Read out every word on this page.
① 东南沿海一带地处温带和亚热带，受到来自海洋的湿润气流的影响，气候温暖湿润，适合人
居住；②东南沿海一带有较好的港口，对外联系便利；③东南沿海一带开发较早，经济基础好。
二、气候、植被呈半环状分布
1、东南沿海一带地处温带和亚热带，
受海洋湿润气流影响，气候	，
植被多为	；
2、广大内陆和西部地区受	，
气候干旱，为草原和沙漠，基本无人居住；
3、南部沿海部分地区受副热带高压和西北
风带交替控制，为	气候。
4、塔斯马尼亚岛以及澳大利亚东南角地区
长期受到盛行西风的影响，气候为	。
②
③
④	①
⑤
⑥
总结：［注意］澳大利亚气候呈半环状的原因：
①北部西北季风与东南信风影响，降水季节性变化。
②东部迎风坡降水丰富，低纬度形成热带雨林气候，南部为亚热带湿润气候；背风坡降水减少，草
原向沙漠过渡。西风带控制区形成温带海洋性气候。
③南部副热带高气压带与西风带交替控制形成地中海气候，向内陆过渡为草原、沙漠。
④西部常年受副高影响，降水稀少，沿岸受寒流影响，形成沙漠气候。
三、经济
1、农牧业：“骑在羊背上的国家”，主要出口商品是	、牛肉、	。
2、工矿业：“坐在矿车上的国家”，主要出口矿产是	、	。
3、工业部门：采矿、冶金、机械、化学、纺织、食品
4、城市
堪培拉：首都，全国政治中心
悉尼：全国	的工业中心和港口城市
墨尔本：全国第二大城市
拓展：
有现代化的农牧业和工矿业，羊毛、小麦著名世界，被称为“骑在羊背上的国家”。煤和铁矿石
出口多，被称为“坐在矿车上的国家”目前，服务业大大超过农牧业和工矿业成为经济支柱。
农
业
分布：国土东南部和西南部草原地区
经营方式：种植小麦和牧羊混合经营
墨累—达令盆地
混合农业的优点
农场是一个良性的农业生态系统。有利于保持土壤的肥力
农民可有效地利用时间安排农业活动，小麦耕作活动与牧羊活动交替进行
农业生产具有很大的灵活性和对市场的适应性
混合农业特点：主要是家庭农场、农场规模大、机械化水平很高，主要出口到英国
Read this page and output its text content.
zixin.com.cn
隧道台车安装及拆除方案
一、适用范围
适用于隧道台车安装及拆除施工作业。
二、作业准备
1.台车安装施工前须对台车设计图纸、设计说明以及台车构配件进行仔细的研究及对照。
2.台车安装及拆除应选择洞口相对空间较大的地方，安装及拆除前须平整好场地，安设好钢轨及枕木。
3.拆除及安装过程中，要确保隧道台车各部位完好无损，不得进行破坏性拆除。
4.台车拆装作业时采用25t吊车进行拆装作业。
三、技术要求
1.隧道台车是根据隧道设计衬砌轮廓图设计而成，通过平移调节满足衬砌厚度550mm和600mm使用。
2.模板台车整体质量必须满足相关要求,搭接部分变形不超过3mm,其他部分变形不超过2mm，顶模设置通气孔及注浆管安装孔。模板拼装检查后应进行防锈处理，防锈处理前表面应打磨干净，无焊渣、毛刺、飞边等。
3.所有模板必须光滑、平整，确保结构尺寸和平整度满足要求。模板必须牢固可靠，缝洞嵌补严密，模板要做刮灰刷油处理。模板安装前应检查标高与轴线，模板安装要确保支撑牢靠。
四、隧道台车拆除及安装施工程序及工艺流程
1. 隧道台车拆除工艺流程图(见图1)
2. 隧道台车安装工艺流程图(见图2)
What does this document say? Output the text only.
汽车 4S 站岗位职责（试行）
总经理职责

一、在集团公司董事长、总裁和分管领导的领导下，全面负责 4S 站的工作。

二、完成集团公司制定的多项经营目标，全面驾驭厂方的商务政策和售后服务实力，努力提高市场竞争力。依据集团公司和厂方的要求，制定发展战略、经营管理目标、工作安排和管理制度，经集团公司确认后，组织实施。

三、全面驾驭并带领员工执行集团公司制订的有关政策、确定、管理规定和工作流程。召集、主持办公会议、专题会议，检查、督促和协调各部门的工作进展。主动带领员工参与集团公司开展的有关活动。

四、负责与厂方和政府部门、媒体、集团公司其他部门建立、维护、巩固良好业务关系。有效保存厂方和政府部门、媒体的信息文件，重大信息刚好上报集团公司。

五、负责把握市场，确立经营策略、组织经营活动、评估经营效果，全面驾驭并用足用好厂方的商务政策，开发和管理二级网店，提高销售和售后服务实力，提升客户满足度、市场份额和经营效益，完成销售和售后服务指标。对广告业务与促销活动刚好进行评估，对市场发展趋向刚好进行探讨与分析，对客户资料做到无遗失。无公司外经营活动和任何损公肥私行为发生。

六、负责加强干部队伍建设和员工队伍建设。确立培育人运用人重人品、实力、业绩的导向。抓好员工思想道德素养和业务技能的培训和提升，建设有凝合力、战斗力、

—————

INSTRUCTIONS TO FOLLOW: What do the records say? Quote them all exactly.

ANSWER TO THE PROBLEM:
Read out every word on this page.
① 东南沿海一带地处温带和亚热带，受到来自海洋的湿润气流的影响，气候温暖湿润，适合人
居住；②东南沿海一带有较好的港口，对外联系便利；③东南沿海一带开发较早，经济基础好。
二、气候、植被呈半环状分布
1、东南沿海一带地处温带和亚热带，
受海洋湿润气流影响，气候	，
植被多为	；
2、广大内陆和西部地区受	，
气候干旱，为草原和沙漠，基本无人居住；
3、南部沿海部分地区受副热带高压和西北
风带交替控制，为	气候。
4、塔斯马尼亚岛以及澳大利亚东南角地区
长期受到盛行西风的影响，气候为	。
②
③
④	①
⑤
⑥
总结：［注意］澳大利亚气候呈半环状的原因：
①北部西北季风与东南信风影响，降水季节性变化。
②东部迎风坡降水丰富，低纬度形成热带雨林气候，南部为亚热带湿润气候；背风坡降水减少，草
原向沙漠过渡。西风带控制区形成温带海洋性气候。
③南部副热带高气压带与西风带交替控制形成地中海气候，向内陆过渡为草原、沙漠。
④西部常年受副高影响，降水稀少，沿岸受寒流影响，形成沙漠气候。
三、经济
1、农牧业：“骑在羊背上的国家”，主要出口商品是	、牛肉、	。
2、工矿业：“坐在矿车上的国家”，主要出口矿产是	、	。
3、工业部门：采矿、冶金、机械、化学、纺织、食品
4、城市
堪培拉：首都，全国政治中心
悉尼：全国	的工业中心和港口城市
墨尔本：全国第二大城市
拓展：
有现代化的农牧业和工矿业，羊毛、小麦著名世界，被称为“骑在羊背上的国家”。煤和铁矿石
出口多，被称为“坐在矿车上的国家”目前，服务业大大超过农牧业和工矿业成为经济支柱。
农
业
分布：国土东南部和西南部草原地区
经营方式：种植小麦和牧羊混合经营
墨累—达令盆地
混合农业的优点
农场是一个良性的农业生态系统。有利于保持土壤的肥力
农民可有效地利用时间安排农业活动，小麦耕作活动与牧羊活动交替进行
农业生产具有很大的灵活性和对市场的适应性
混合农业特点：主要是家庭农场、农场规模大、机械化水平很高，主要出口到英国
Read this page and output its text content.
zixin.com.cn
隧道台车安装及拆除方案
一、适用范围
适用于隧道台车安装及拆除施工作业。
二、作业准备
1.台车安装施工前须对台车设计图纸、设计说明以及台车构配件进行仔细的研究及对照。
2.台车安装及拆除应选择洞口相对空间较大的地方，安装及拆除前须平整好场地，安设好钢轨及枕木。
3.拆除及安装过程中，要确保隧道台车各部位完好无损，不得进行破坏性拆除。
4.台车拆装作业时采用25t吊车进行拆装作业。
三、技术要求
1.隧道台车是根据隧道设计衬砌轮廓图设计而成，通过平移调节满足衬砌厚度550mm和600mm使用。
2.模板台车整体质量必须满足相关要求,搭接部分变形不超过3mm,其他部分变形不超过2mm，顶模设置通气孔及注浆管安装孔。模板拼装检查后应进行防锈处理，防锈处理前表面应打磨干净，无焊渣、毛刺、飞边等。
3.所有模板必须光滑、平整，确保结构尺寸和平整度满足要求。模板必须牢固可靠，缝洞嵌补严密，模板要做刮灰刷油处理。模板安装前应检查标高与轴线，模板安装要确保支撑牢靠。
四、隧道台车拆除及安装施工程序及工艺流程
1. 隧道台车拆除工艺流程图(见图1)
2. 隧道台车安装工艺流程图(见图2)
What does this document say? Output the text only.
汽车 4S 站岗位职责（试行）
总经理职责

一、在集团公司董事长、总裁和分管领导的领导下，全面负责 4S 站的工作。

二、完成集团公司制定的多项经营目标，全面驾驭厂方的商务政策和售后服务实力，努力提高市场竞争力。依据集团公司和厂方的要求，制定发展战略、经营管理目标、工作安排和管理制度，经集团公司确认后，组织实施。

三、全面驾驭并带领员工执行集团公司制订的有关政策、确定、管理规定和工作流程。召集、主持办公会议、专题会议，检查、督促和协调各部门的工作进展。主动带领员工参与集团公司开展的有关活动。

四、负责与厂方和政府部门、媒体、集团公司其他部门建立、维护、巩固良好业务关系。有效保存厂方和政府部门、媒体的信息文件，重大信息刚好上报集团公司。

五、负责把握市场，确立经营策略、组织经营活动、评估经营效果，全面驾驭并用足用好厂方的商务政策，开发和管理二级网店，提高销售和售后服务实力，提升客户满足度、市场份额和经营效益，完成销售和售后服务指标。对广告业务与促销活动刚好进行评估，对市场发展趋向刚好进行探讨与分析，对客户资料做到无遗失。无公司外经营活动和任何损公肥私行为发生。

六、负责加强干部队伍建设和员工队伍建设。确立培育人运用人重人品、实力、业绩的导向。抓好员工思想道德素养和业务技能的培训和提升，建设有凝合力、战斗力、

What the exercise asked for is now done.